** TO BE DONE **
Copy out the listing in full, exactly as written, but not its pictures.

......

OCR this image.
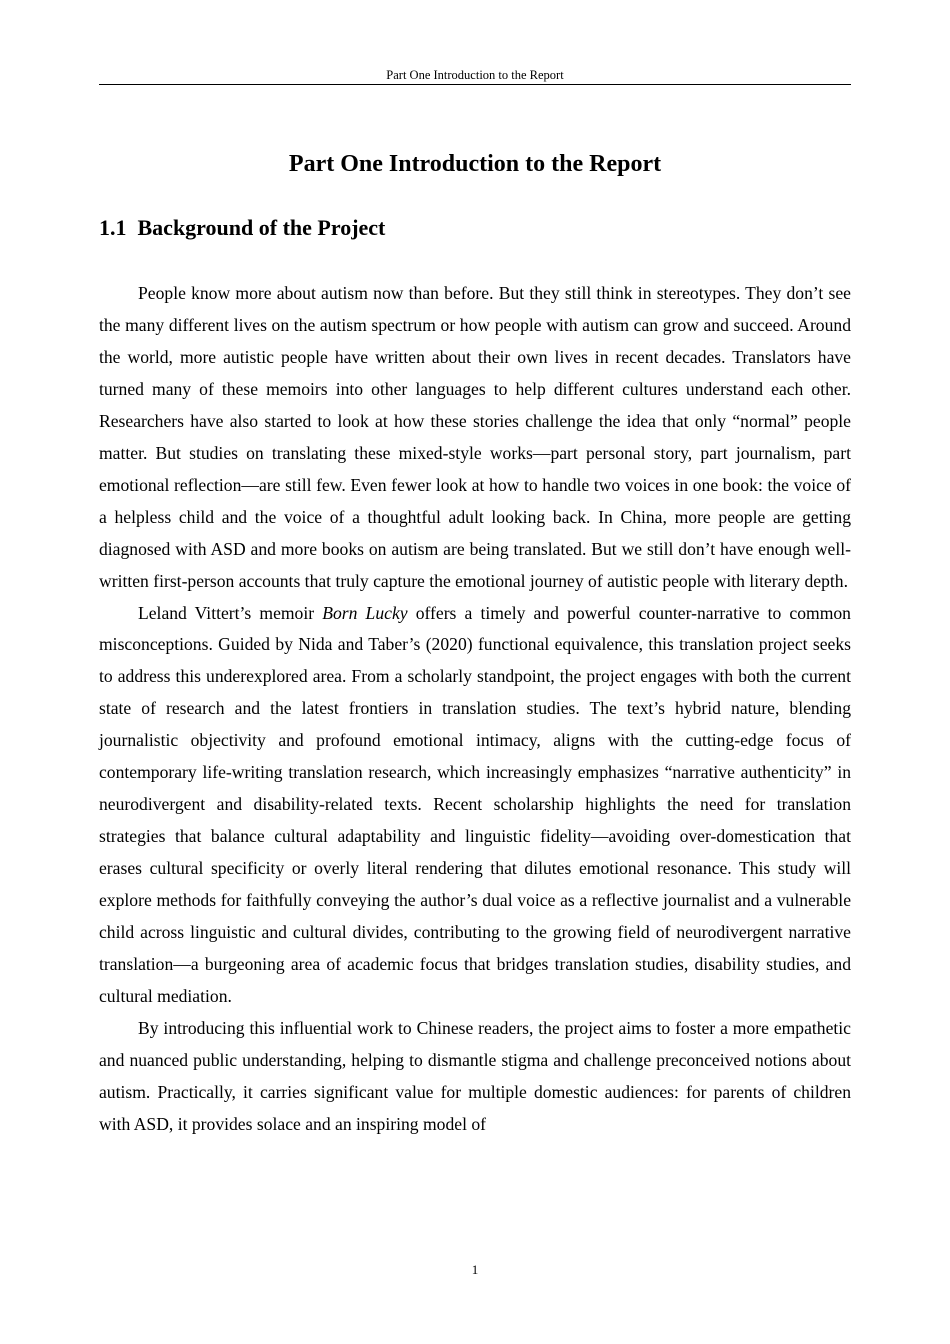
Part One Introduction to the Report
Part One Introduction to the Report
1.1  Background of the Project

People know more about autism now than before. But they still think in stereotypes. They don’t see the many different lives on the autism spectrum or how people with autism can grow and succeed. Around the world, more autistic people have written about their own lives in recent decades. Translators have turned many of these memoirs into other languages to help different cultures understand each other. Researchers have also started to look at how these stories challenge the idea that only “normal” people matter. But studies on translating these mixed-style works—part personal story, part journalism, part emotional reflection—are still few. Even fewer look at how to handle two voices in one book: the voice of a helpless child and the voice of a thoughtful adult looking back. In China, more people are getting diagnosed with ASD and more books on autism are being translated. But we still don’t have enough well-written first-person accounts that truly capture the emotional journey of autistic people with literary depth.

Leland Vittert’s memoir Born Lucky offers a timely and powerful counter-narrative to common misconceptions. Guided by Nida and Taber’s (2020) functional equivalence, this translation project seeks to address this underexplored area. From a scholarly standpoint, the project engages with both the current state of research and the latest frontiers in translation studies. The text’s hybrid nature, blending journalistic objectivity and profound emotional intimacy, aligns with the cutting-edge focus of contemporary life-writing translation research, which increasingly emphasizes “narrative authenticity” in neurodivergent and disability-related texts. Recent scholarship highlights the need for translation strategies that balance cultural adaptability and linguistic fidelity—avoiding over-domestication that erases cultural specificity or overly literal rendering that dilutes emotional resonance. This study will explore methods for faithfully conveying the author’s dual voice as a reflective journalist and a vulnerable child across linguistic and cultural divides, contributing to the growing field of neurodivergent narrative translation—a burgeoning area of academic focus that bridges translation studies, disability studies, and cultural mediation.

By introducing this influential work to Chinese readers, the project aims to foster a more empathetic and nuanced public understanding, helping to dismantle stigma and challenge preconceived notions about autism. Practically, it carries significant value for multiple domestic audiences: for parents of children with ASD, it provides solace and an inspiring model of

1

......

** FINISHED ANSWER **
OCR this image.
Part One Introduction to the Report
Part One Introduction to the Report
1.1  Background of the Project

People know more about autism now than before. But they still think in stereotypes. They don’t see the many different lives on the autism spectrum or how people with autism can grow and succeed. Around the world, more autistic people have written about their own lives in recent decades. Translators have turned many of these memoirs into other languages to help different cultures understand each other. Researchers have also started to look at how these stories challenge the idea that only “normal” people matter. But studies on translating these mixed-style works—part personal story, part journalism, part emotional reflection—are still few. Even fewer look at how to handle two voices in one book: the voice of a helpless child and the voice of a thoughtful adult looking back. In China, more people are getting diagnosed with ASD and more books on autism are being translated. But we still don’t have enough well-written first-person accounts that truly capture the emotional journey of autistic people with literary depth.

Leland Vittert’s memoir Born Lucky offers a timely and powerful counter-narrative to common misconceptions. Guided by Nida and Taber’s (2020) functional equivalence, this translation project seeks to address this underexplored area. From a scholarly standpoint, the project engages with both the current state of research and the latest frontiers in translation studies. The text’s hybrid nature, blending journalistic objectivity and profound emotional intimacy, aligns with the cutting-edge focus of contemporary life-writing translation research, which increasingly emphasizes “narrative authenticity” in neurodivergent and disability-related texts. Recent scholarship highlights the need for translation strategies that balance cultural adaptability and linguistic fidelity—avoiding over-domestication that erases cultural specificity or overly literal rendering that dilutes emotional resonance. This study will explore methods for faithfully conveying the author’s dual voice as a reflective journalist and a vulnerable child across linguistic and cultural divides, contributing to the growing field of neurodivergent narrative translation—a burgeoning area of academic focus that bridges translation studies, disability studies, and cultural mediation.

By introducing this influential work to Chinese readers, the project aims to foster a more empathetic and nuanced public understanding, helping to dismantle stigma and challenge preconceived notions about autism. Practically, it carries significant value for multiple domestic audiences: for parents of children with ASD, it provides solace and an inspiring model of

1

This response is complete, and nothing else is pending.